Dataset entries:
+ + +
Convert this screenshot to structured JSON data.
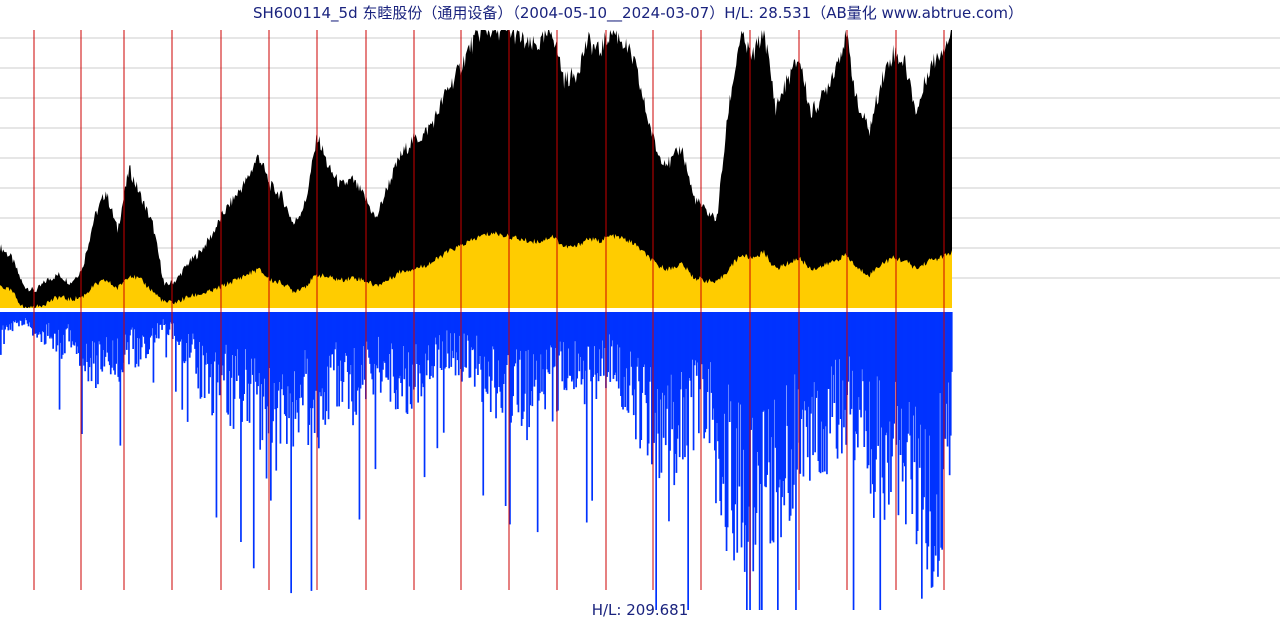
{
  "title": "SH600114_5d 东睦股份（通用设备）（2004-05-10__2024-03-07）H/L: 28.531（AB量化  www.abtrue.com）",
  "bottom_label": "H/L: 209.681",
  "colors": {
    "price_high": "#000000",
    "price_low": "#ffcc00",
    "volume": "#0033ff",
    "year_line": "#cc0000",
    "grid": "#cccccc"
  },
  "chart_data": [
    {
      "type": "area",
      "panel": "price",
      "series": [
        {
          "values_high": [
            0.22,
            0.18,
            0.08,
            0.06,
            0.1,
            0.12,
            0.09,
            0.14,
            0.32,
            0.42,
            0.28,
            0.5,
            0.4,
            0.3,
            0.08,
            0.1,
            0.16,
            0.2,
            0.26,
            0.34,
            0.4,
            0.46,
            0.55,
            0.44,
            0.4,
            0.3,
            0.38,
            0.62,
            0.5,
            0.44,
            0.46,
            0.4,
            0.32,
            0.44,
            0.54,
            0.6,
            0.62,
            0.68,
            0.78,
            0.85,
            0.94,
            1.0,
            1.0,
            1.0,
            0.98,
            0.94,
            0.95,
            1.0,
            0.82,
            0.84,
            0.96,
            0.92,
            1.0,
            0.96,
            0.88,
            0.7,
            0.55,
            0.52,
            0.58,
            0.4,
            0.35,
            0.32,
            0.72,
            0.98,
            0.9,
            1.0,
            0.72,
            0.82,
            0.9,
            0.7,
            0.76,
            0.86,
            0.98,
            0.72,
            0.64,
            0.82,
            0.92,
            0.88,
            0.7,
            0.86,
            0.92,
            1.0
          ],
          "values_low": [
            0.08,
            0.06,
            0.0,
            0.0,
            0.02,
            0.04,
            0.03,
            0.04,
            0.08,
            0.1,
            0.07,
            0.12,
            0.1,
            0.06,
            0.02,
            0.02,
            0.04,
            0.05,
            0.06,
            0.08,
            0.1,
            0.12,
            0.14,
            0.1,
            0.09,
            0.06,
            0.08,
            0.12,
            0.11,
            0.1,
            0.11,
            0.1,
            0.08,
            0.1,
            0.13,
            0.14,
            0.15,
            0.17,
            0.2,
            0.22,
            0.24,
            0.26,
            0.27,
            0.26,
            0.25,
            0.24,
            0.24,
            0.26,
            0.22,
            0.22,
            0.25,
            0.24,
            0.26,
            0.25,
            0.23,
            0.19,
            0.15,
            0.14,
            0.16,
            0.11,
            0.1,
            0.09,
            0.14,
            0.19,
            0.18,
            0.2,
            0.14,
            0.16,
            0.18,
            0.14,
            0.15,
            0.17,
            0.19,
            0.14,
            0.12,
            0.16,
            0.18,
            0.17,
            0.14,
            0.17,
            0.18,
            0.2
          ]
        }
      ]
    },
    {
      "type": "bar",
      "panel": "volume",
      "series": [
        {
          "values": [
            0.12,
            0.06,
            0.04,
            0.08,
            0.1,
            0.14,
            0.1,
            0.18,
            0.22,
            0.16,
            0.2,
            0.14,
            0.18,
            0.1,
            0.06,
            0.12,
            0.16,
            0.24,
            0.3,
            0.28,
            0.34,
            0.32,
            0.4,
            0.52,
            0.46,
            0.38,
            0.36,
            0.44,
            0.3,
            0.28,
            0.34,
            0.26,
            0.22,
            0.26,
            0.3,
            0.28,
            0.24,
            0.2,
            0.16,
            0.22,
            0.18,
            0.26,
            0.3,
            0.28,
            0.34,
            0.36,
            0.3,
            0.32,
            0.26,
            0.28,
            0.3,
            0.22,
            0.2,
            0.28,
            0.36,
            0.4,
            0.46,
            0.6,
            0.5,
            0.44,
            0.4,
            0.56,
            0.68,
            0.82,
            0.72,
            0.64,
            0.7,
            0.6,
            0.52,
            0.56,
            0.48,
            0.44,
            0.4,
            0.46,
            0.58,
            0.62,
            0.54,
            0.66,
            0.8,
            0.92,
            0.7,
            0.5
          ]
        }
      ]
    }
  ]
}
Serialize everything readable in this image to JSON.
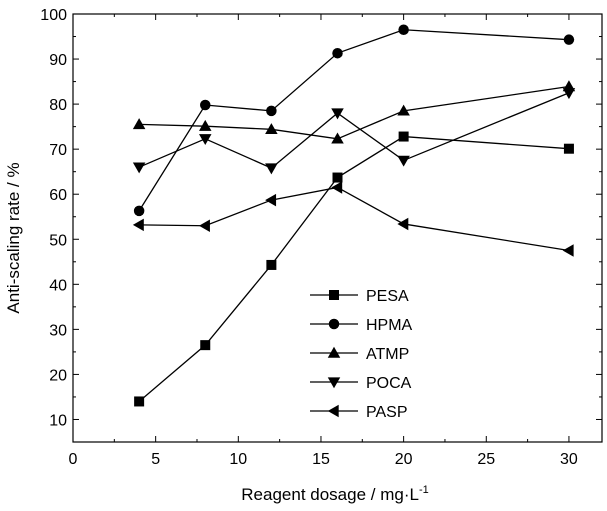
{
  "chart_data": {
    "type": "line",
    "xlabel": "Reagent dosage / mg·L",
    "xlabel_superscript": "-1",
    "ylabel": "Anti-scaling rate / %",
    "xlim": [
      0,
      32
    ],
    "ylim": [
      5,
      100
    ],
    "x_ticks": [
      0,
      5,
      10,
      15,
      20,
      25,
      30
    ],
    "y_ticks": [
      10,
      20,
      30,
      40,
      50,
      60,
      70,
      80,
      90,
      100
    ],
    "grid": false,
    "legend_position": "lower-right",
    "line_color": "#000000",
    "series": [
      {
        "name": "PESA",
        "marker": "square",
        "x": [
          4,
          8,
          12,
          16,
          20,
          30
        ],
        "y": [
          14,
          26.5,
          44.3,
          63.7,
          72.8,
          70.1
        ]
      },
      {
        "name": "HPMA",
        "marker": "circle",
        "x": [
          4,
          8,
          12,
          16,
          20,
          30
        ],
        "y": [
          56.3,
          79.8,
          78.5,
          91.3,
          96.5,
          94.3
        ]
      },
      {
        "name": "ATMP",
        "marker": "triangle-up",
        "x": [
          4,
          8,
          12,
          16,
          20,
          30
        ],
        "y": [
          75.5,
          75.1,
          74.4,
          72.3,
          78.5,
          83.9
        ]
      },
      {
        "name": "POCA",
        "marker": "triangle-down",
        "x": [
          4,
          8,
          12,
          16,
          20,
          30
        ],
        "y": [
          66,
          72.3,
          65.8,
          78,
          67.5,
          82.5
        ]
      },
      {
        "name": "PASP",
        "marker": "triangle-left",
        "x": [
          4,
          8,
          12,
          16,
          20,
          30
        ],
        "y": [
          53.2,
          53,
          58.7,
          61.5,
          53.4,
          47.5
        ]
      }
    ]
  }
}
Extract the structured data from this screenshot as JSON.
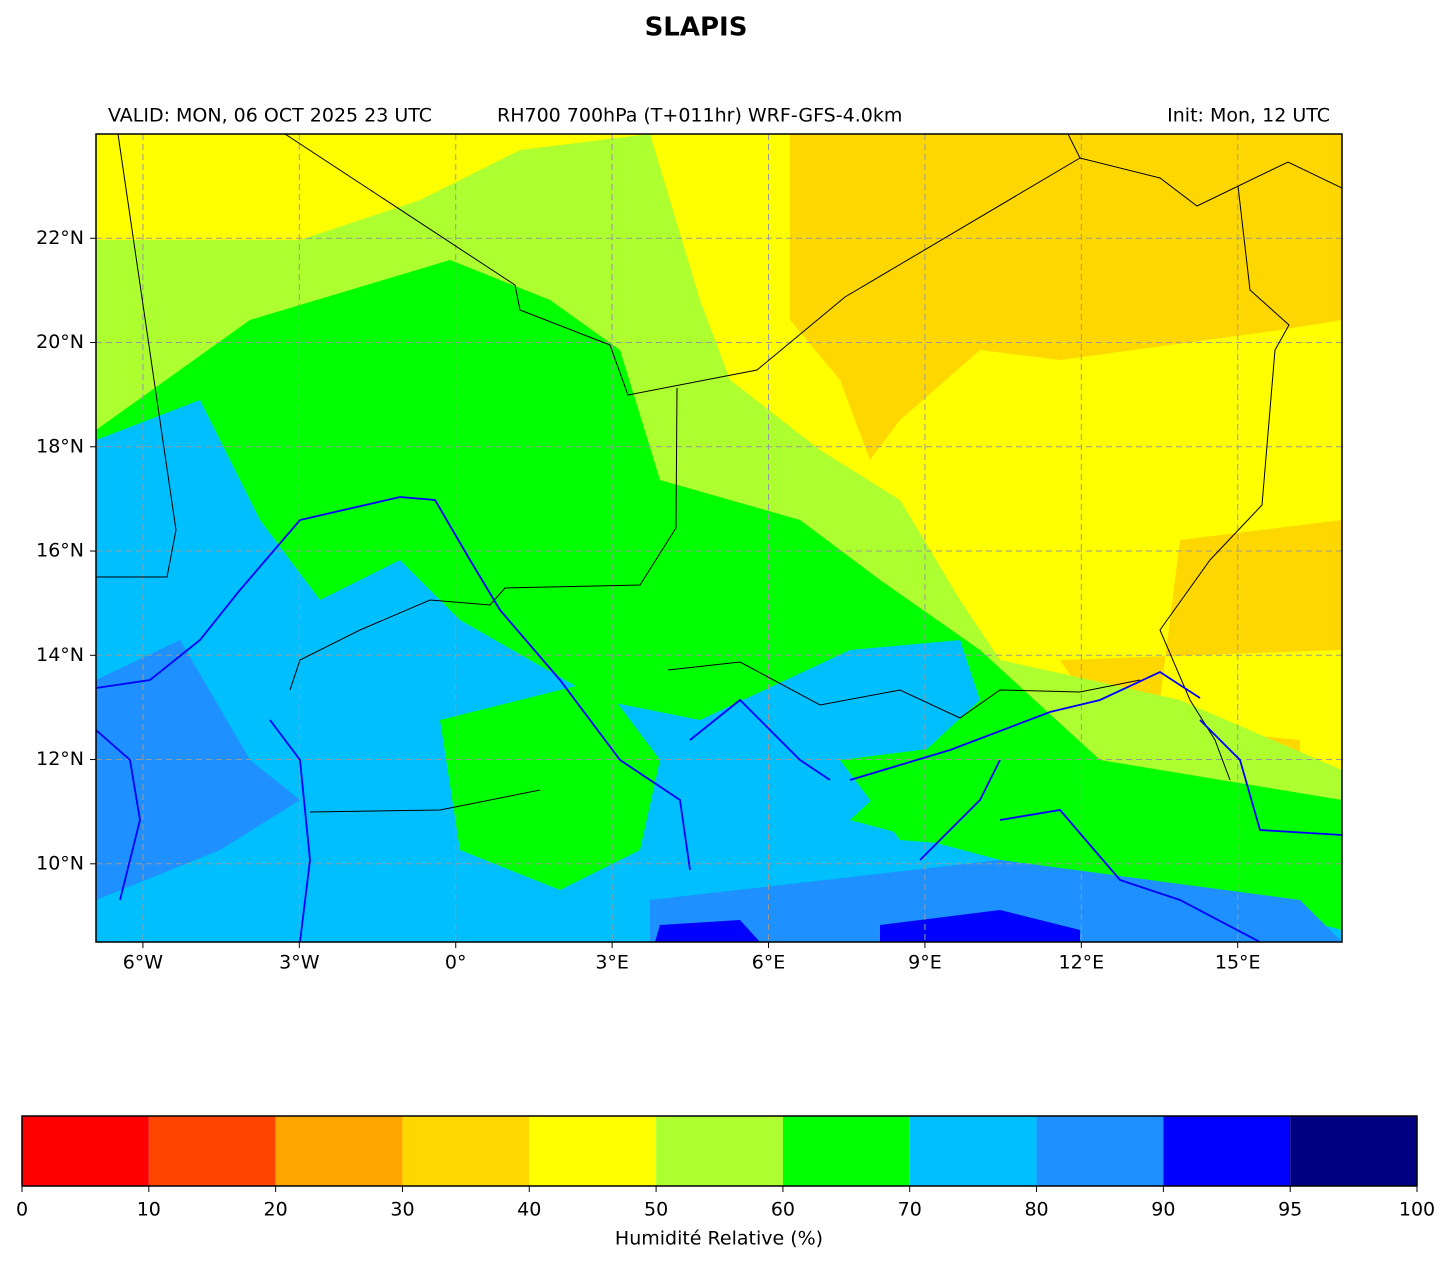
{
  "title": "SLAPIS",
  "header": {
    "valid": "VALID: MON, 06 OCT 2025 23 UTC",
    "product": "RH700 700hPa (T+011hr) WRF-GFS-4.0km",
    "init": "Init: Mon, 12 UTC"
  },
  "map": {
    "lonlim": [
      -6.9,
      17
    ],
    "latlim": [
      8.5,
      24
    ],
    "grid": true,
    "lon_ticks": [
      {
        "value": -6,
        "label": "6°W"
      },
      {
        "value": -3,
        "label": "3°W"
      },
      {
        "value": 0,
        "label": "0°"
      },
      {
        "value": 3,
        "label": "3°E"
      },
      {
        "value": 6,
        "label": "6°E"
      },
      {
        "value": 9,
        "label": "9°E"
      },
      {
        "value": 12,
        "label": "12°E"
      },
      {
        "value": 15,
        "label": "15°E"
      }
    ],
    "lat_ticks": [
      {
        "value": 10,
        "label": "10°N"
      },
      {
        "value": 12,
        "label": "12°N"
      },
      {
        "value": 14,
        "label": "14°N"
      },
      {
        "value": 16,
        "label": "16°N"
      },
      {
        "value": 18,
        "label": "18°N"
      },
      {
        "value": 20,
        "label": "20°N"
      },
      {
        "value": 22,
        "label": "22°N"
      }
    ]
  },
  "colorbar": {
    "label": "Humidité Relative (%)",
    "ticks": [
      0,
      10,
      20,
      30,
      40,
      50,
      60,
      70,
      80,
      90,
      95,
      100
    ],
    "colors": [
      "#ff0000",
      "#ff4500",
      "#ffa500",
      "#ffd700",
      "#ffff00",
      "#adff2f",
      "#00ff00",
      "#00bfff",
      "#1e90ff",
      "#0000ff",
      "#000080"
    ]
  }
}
+ + +
Written request:
In the copy, include no pictures; restate the listing above exactly.

Solved exercise:
Convert this screenshot to structured JSON data.
{
  "title": "SH600114_5d 东睦股份（通用设备）（2004-05-10__2024-03-07）H/L: 28.531（AB量化  www.abtrue.com）",
  "bottom_label": "H/L: 209.681",
  "colors": {
    "price_high": "#000000",
    "price_low": "#ffcc00",
    "volume": "#0033ff",
    "year_line": "#cc0000",
    "grid": "#cccccc"
  },
  "chart_data": [
    {
      "type": "area",
      "panel": "price",
      "series": [
        {
          "values_high": [
            0.22,
            0.18,
            0.08,
            0.06,
            0.1,
            0.12,
            0.09,
            0.14,
            0.32,
            0.42,
            0.28,
            0.5,
            0.4,
            0.3,
            0.08,
            0.1,
            0.16,
            0.2,
            0.26,
            0.34,
            0.4,
            0.46,
            0.55,
            0.44,
            0.4,
            0.3,
            0.38,
            0.62,
            0.5,
            0.44,
            0.46,
            0.4,
            0.32,
            0.44,
            0.54,
            0.6,
            0.62,
            0.68,
            0.78,
            0.85,
            0.94,
            1.0,
            1.0,
            1.0,
            0.98,
            0.94,
            0.95,
            1.0,
            0.82,
            0.84,
            0.96,
            0.92,
            1.0,
            0.96,
            0.88,
            0.7,
            0.55,
            0.52,
            0.58,
            0.4,
            0.35,
            0.32,
            0.72,
            0.98,
            0.9,
            1.0,
            0.72,
            0.82,
            0.9,
            0.7,
            0.76,
            0.86,
            0.98,
            0.72,
            0.64,
            0.82,
            0.92,
            0.88,
            0.7,
            0.86,
            0.92,
            1.0
          ],
          "values_low": [
            0.08,
            0.06,
            0.0,
            0.0,
            0.02,
            0.04,
            0.03,
            0.04,
            0.08,
            0.1,
            0.07,
            0.12,
            0.1,
            0.06,
            0.02,
            0.02,
            0.04,
            0.05,
            0.06,
            0.08,
            0.1,
            0.12,
            0.14,
            0.1,
            0.09,
            0.06,
            0.08,
            0.12,
            0.11,
            0.1,
            0.11,
            0.1,
            0.08,
            0.1,
            0.13,
            0.14,
            0.15,
            0.17,
            0.2,
            0.22,
            0.24,
            0.26,
            0.27,
            0.26,
            0.25,
            0.24,
            0.24,
            0.26,
            0.22,
            0.22,
            0.25,
            0.24,
            0.26,
            0.25,
            0.23,
            0.19,
            0.15,
            0.14,
            0.16,
            0.11,
            0.1,
            0.09,
            0.14,
            0.19,
            0.18,
            0.2,
            0.14,
            0.16,
            0.18,
            0.14,
            0.15,
            0.17,
            0.19,
            0.14,
            0.12,
            0.16,
            0.18,
            0.17,
            0.14,
            0.17,
            0.18,
            0.2
          ]
        }
      ]
    },
    {
      "type": "bar",
      "panel": "volume",
      "series": [
        {
          "values": [
            0.12,
            0.06,
            0.04,
            0.08,
            0.1,
            0.14,
            0.1,
            0.18,
            0.22,
            0.16,
            0.2,
            0.14,
            0.18,
            0.1,
            0.06,
            0.12,
            0.16,
            0.24,
            0.3,
            0.28,
            0.34,
            0.32,
            0.4,
            0.52,
            0.46,
            0.38,
            0.36,
            0.44,
            0.3,
            0.28,
            0.34,
            0.26,
            0.22,
            0.26,
            0.3,
            0.28,
            0.24,
            0.2,
            0.16,
            0.22,
            0.18,
            0.26,
            0.3,
            0.28,
            0.34,
            0.36,
            0.3,
            0.32,
            0.26,
            0.28,
            0.3,
            0.22,
            0.2,
            0.28,
            0.36,
            0.4,
            0.46,
            0.6,
            0.5,
            0.44,
            0.4,
            0.56,
            0.68,
            0.82,
            0.72,
            0.64,
            0.7,
            0.6,
            0.52,
            0.56,
            0.48,
            0.44,
            0.4,
            0.46,
            0.58,
            0.62,
            0.54,
            0.66,
            0.8,
            0.92,
            0.7,
            0.5
          ]
        }
      ]
    }
  ]
}
Serialize everything readable in this image to JSON.
{
  "chart_data": {
    "type": "line",
    "xlabel": "Reagent dosage / mg·L",
    "xlabel_superscript": "-1",
    "ylabel": "Anti-scaling rate / %",
    "xlim": [
      0,
      32
    ],
    "ylim": [
      5,
      100
    ],
    "x_ticks": [
      0,
      5,
      10,
      15,
      20,
      25,
      30
    ],
    "y_ticks": [
      10,
      20,
      30,
      40,
      50,
      60,
      70,
      80,
      90,
      100
    ],
    "grid": false,
    "legend_position": "lower-right",
    "line_color": "#000000",
    "series": [
      {
        "name": "PESA",
        "marker": "square",
        "x": [
          4,
          8,
          12,
          16,
          20,
          30
        ],
        "y": [
          14,
          26.5,
          44.3,
          63.7,
          72.8,
          70.1
        ]
      },
      {
        "name": "HPMA",
        "marker": "circle",
        "x": [
          4,
          8,
          12,
          16,
          20,
          30
        ],
        "y": [
          56.3,
          79.8,
          78.5,
          91.3,
          96.5,
          94.3
        ]
      },
      {
        "name": "ATMP",
        "marker": "triangle-up",
        "x": [
          4,
          8,
          12,
          16,
          20,
          30
        ],
        "y": [
          75.5,
          75.1,
          74.4,
          72.3,
          78.5,
          83.9
        ]
      },
      {
        "name": "POCA",
        "marker": "triangle-down",
        "x": [
          4,
          8,
          12,
          16,
          20,
          30
        ],
        "y": [
          66,
          72.3,
          65.8,
          78,
          67.5,
          82.5
        ]
      },
      {
        "name": "PASP",
        "marker": "triangle-left",
        "x": [
          4,
          8,
          12,
          16,
          20,
          30
        ],
        "y": [
          53.2,
          53,
          58.7,
          61.5,
          53.4,
          47.5
        ]
      }
    ]
  }
}
Extract the structured data from this screenshot as JSON.
{
  "title": "SLAPIS",
  "header": {
    "valid": "VALID: MON, 06 OCT 2025 23 UTC",
    "product": "RH700 700hPa (T+011hr) WRF-GFS-4.0km",
    "init": "Init: Mon, 12 UTC"
  },
  "map": {
    "lonlim": [
      -6.9,
      17
    ],
    "latlim": [
      8.5,
      24
    ],
    "grid": true,
    "lon_ticks": [
      {
        "value": -6,
        "label": "6°W"
      },
      {
        "value": -3,
        "label": "3°W"
      },
      {
        "value": 0,
        "label": "0°"
      },
      {
        "value": 3,
        "label": "3°E"
      },
      {
        "value": 6,
        "label": "6°E"
      },
      {
        "value": 9,
        "label": "9°E"
      },
      {
        "value": 12,
        "label": "12°E"
      },
      {
        "value": 15,
        "label": "15°E"
      }
    ],
    "lat_ticks": [
      {
        "value": 10,
        "label": "10°N"
      },
      {
        "value": 12,
        "label": "12°N"
      },
      {
        "value": 14,
        "label": "14°N"
      },
      {
        "value": 16,
        "label": "16°N"
      },
      {
        "value": 18,
        "label": "18°N"
      },
      {
        "value": 20,
        "label": "20°N"
      },
      {
        "value": 22,
        "label": "22°N"
      }
    ]
  },
  "colorbar": {
    "label": "Humidité Relative (%)",
    "ticks": [
      0,
      10,
      20,
      30,
      40,
      50,
      60,
      70,
      80,
      90,
      95,
      100
    ],
    "colors": [
      "#ff0000",
      "#ff4500",
      "#ffa500",
      "#ffd700",
      "#ffff00",
      "#adff2f",
      "#00ff00",
      "#00bfff",
      "#1e90ff",
      "#0000ff",
      "#000080"
    ]
  }
}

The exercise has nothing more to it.